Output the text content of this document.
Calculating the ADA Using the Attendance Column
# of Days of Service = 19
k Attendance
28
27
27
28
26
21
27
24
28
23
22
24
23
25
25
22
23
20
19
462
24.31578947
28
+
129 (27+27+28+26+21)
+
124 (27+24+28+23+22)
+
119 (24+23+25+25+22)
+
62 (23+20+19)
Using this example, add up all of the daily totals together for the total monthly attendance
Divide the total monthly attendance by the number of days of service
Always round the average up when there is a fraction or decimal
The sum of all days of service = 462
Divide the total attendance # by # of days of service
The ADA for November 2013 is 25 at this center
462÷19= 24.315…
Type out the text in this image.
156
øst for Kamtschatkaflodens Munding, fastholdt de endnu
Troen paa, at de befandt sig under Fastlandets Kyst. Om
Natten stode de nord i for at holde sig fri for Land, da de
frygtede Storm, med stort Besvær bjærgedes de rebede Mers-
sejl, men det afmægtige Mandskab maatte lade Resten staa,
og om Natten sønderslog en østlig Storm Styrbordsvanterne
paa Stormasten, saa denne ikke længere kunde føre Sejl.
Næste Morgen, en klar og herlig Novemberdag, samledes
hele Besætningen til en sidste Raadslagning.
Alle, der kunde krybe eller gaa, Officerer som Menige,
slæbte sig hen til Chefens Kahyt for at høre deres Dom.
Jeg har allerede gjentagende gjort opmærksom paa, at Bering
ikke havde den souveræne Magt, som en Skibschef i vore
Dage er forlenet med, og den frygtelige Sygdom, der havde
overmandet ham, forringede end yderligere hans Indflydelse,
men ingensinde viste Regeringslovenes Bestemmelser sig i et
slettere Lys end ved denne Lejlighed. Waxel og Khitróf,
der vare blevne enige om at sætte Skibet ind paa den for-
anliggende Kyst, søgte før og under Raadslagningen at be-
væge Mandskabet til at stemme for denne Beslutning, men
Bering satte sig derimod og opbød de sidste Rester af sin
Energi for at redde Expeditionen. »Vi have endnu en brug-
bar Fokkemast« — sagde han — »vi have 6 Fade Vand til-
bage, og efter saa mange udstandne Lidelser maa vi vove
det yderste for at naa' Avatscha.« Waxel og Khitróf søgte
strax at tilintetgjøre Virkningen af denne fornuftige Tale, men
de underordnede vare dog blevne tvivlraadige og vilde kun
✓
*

· · · · ·

» Problem description: Repeat all entries. Match them exactly.

» Response below:
Output the text content of this document.
Calculating the ADA Using the Attendance Column
# of Days of Service = 19
k Attendance
28
27
27
28
26
21
27
24
28
23
22
24
23
25
25
22
23
20
19
462
24.31578947
28
+
129 (27+27+28+26+21)
+
124 (27+24+28+23+22)
+
119 (24+23+25+25+22)
+
62 (23+20+19)
Using this example, add up all of the daily totals together for the total monthly attendance
Divide the total monthly attendance by the number of days of service
Always round the average up when there is a fraction or decimal
The sum of all days of service = 462
Divide the total attendance # by # of days of service
The ADA for November 2013 is 25 at this center
462÷19= 24.315…
Type out the text in this image.
156
øst for Kamtschatkaflodens Munding, fastholdt de endnu
Troen paa, at de befandt sig under Fastlandets Kyst. Om
Natten stode de nord i for at holde sig fri for Land, da de
frygtede Storm, med stort Besvær bjærgedes de rebede Mers-
sejl, men det afmægtige Mandskab maatte lade Resten staa,
og om Natten sønderslog en østlig Storm Styrbordsvanterne
paa Stormasten, saa denne ikke længere kunde føre Sejl.
Næste Morgen, en klar og herlig Novemberdag, samledes
hele Besætningen til en sidste Raadslagning.
Alle, der kunde krybe eller gaa, Officerer som Menige,
slæbte sig hen til Chefens Kahyt for at høre deres Dom.
Jeg har allerede gjentagende gjort opmærksom paa, at Bering
ikke havde den souveræne Magt, som en Skibschef i vore
Dage er forlenet med, og den frygtelige Sygdom, der havde
overmandet ham, forringede end yderligere hans Indflydelse,
men ingensinde viste Regeringslovenes Bestemmelser sig i et
slettere Lys end ved denne Lejlighed. Waxel og Khitróf,
der vare blevne enige om at sætte Skibet ind paa den for-
anliggende Kyst, søgte før og under Raadslagningen at be-
væge Mandskabet til at stemme for denne Beslutning, men
Bering satte sig derimod og opbød de sidste Rester af sin
Energi for at redde Expeditionen. »Vi have endnu en brug-
bar Fokkemast« — sagde han — »vi have 6 Fade Vand til-
bage, og efter saa mange udstandne Lidelser maa vi vove
det yderste for at naa' Avatscha.« Waxel og Khitróf søgte
strax at tilintetgjøre Virkningen af denne fornuftige Tale, men
de underordnede vare dog blevne tvivlraadige og vilde kun
✓
*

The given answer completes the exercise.